# START OF Dataset records
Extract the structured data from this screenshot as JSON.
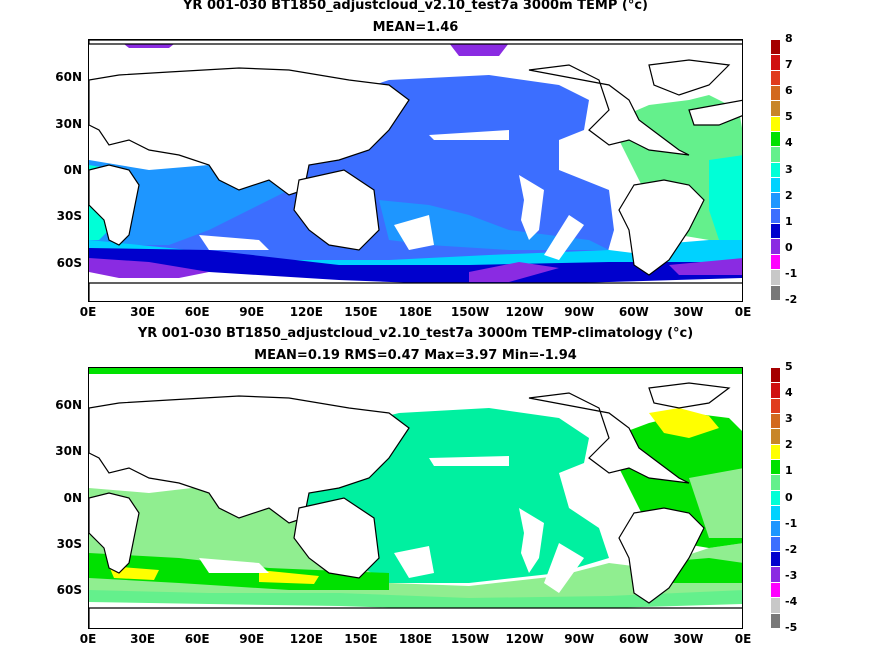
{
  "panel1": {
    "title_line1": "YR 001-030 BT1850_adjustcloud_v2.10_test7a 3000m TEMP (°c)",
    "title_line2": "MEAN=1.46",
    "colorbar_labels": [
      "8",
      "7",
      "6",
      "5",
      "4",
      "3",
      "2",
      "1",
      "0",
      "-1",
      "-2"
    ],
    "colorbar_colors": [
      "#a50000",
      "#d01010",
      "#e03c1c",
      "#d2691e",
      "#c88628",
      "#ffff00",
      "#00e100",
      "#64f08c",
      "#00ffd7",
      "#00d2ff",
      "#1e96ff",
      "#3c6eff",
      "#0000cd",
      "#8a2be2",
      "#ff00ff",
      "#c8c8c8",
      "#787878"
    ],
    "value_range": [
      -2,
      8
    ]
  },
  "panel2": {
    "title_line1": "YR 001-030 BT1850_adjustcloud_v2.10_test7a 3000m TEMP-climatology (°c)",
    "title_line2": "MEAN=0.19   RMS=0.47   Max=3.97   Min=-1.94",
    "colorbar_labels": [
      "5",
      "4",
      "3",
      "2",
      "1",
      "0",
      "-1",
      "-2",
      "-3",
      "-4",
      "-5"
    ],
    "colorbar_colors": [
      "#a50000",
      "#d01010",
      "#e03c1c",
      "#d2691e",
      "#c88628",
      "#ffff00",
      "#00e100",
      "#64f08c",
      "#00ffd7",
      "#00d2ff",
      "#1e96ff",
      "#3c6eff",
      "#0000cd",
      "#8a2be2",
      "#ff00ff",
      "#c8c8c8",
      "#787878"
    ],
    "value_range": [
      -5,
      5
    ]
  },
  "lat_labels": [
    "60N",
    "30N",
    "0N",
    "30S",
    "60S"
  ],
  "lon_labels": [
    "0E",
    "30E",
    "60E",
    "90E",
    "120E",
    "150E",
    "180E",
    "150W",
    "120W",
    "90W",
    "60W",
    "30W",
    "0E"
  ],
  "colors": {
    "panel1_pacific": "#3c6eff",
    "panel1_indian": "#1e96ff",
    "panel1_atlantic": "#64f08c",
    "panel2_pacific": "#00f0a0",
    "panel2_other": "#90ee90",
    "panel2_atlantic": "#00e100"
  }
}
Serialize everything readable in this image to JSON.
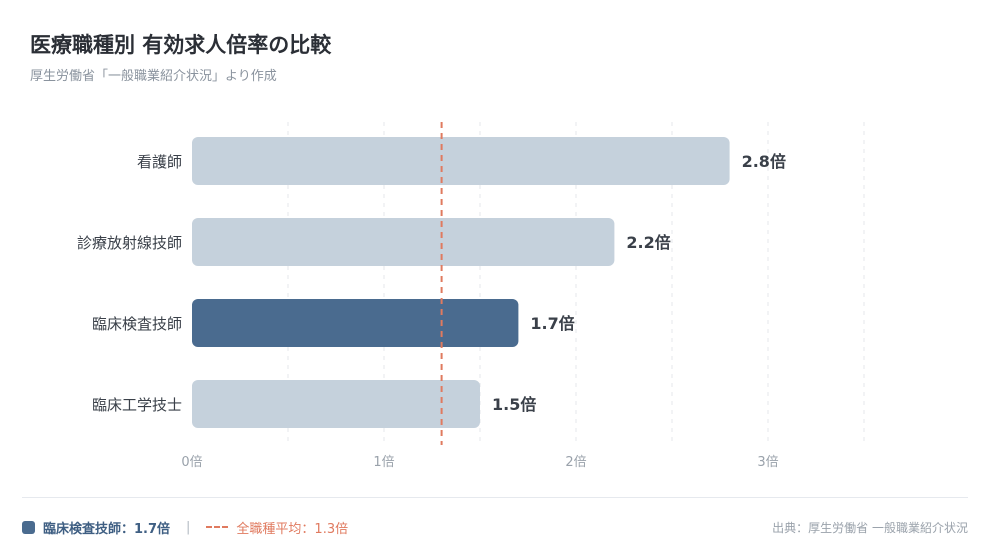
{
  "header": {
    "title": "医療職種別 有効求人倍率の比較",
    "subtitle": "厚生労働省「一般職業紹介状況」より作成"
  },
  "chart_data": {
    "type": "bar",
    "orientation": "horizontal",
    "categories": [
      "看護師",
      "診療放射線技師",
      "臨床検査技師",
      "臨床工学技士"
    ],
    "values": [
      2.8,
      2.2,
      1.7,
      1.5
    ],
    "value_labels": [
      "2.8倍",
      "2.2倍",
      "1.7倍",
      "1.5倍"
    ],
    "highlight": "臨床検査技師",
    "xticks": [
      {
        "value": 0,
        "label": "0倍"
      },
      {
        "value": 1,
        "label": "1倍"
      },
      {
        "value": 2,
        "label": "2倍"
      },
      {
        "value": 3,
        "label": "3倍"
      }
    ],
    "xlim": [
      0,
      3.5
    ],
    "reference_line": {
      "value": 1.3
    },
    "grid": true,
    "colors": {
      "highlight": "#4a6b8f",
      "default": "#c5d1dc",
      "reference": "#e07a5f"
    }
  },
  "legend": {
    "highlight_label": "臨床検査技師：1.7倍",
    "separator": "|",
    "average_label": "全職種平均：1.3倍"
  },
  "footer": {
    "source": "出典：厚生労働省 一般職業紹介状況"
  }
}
# END OF Dataset records
> Set task
Keep the pictures out of the copy and return the rest of the data above exactly.

> The response
Extract the structured data from this screenshot as JSON.
{
  "panel1": {
    "title_line1": "YR 001-030 BT1850_adjustcloud_v2.10_test7a 3000m TEMP (°c)",
    "title_line2": "MEAN=1.46",
    "colorbar_labels": [
      "8",
      "7",
      "6",
      "5",
      "4",
      "3",
      "2",
      "1",
      "0",
      "-1",
      "-2"
    ],
    "colorbar_colors": [
      "#a50000",
      "#d01010",
      "#e03c1c",
      "#d2691e",
      "#c88628",
      "#ffff00",
      "#00e100",
      "#64f08c",
      "#00ffd7",
      "#00d2ff",
      "#1e96ff",
      "#3c6eff",
      "#0000cd",
      "#8a2be2",
      "#ff00ff",
      "#c8c8c8",
      "#787878"
    ],
    "value_range": [
      -2,
      8
    ]
  },
  "panel2": {
    "title_line1": "YR 001-030 BT1850_adjustcloud_v2.10_test7a 3000m TEMP-climatology (°c)",
    "title_line2": "MEAN=0.19   RMS=0.47   Max=3.97   Min=-1.94",
    "colorbar_labels": [
      "5",
      "4",
      "3",
      "2",
      "1",
      "0",
      "-1",
      "-2",
      "-3",
      "-4",
      "-5"
    ],
    "colorbar_colors": [
      "#a50000",
      "#d01010",
      "#e03c1c",
      "#d2691e",
      "#c88628",
      "#ffff00",
      "#00e100",
      "#64f08c",
      "#00ffd7",
      "#00d2ff",
      "#1e96ff",
      "#3c6eff",
      "#0000cd",
      "#8a2be2",
      "#ff00ff",
      "#c8c8c8",
      "#787878"
    ],
    "value_range": [
      -5,
      5
    ]
  },
  "lat_labels": [
    "60N",
    "30N",
    "0N",
    "30S",
    "60S"
  ],
  "lon_labels": [
    "0E",
    "30E",
    "60E",
    "90E",
    "120E",
    "150E",
    "180E",
    "150W",
    "120W",
    "90W",
    "60W",
    "30W",
    "0E"
  ],
  "colors": {
    "panel1_pacific": "#3c6eff",
    "panel1_indian": "#1e96ff",
    "panel1_atlantic": "#64f08c",
    "panel2_pacific": "#00f0a0",
    "panel2_other": "#90ee90",
    "panel2_atlantic": "#00e100"
  }
}
Serialize everything readable in this image to JSON.
{
  "header": {
    "title": "医療職種別 有効求人倍率の比較",
    "subtitle": "厚生労働省「一般職業紹介状況」より作成"
  },
  "chart_data": {
    "type": "bar",
    "orientation": "horizontal",
    "categories": [
      "看護師",
      "診療放射線技師",
      "臨床検査技師",
      "臨床工学技士"
    ],
    "values": [
      2.8,
      2.2,
      1.7,
      1.5
    ],
    "value_labels": [
      "2.8倍",
      "2.2倍",
      "1.7倍",
      "1.5倍"
    ],
    "highlight": "臨床検査技師",
    "xticks": [
      {
        "value": 0,
        "label": "0倍"
      },
      {
        "value": 1,
        "label": "1倍"
      },
      {
        "value": 2,
        "label": "2倍"
      },
      {
        "value": 3,
        "label": "3倍"
      }
    ],
    "xlim": [
      0,
      3.5
    ],
    "reference_line": {
      "value": 1.3
    },
    "grid": true,
    "colors": {
      "highlight": "#4a6b8f",
      "default": "#c5d1dc",
      "reference": "#e07a5f"
    }
  },
  "legend": {
    "highlight_label": "臨床検査技師：1.7倍",
    "separator": "|",
    "average_label": "全職種平均：1.3倍"
  },
  "footer": {
    "source": "出典：厚生労働省 一般職業紹介状況"
  }
}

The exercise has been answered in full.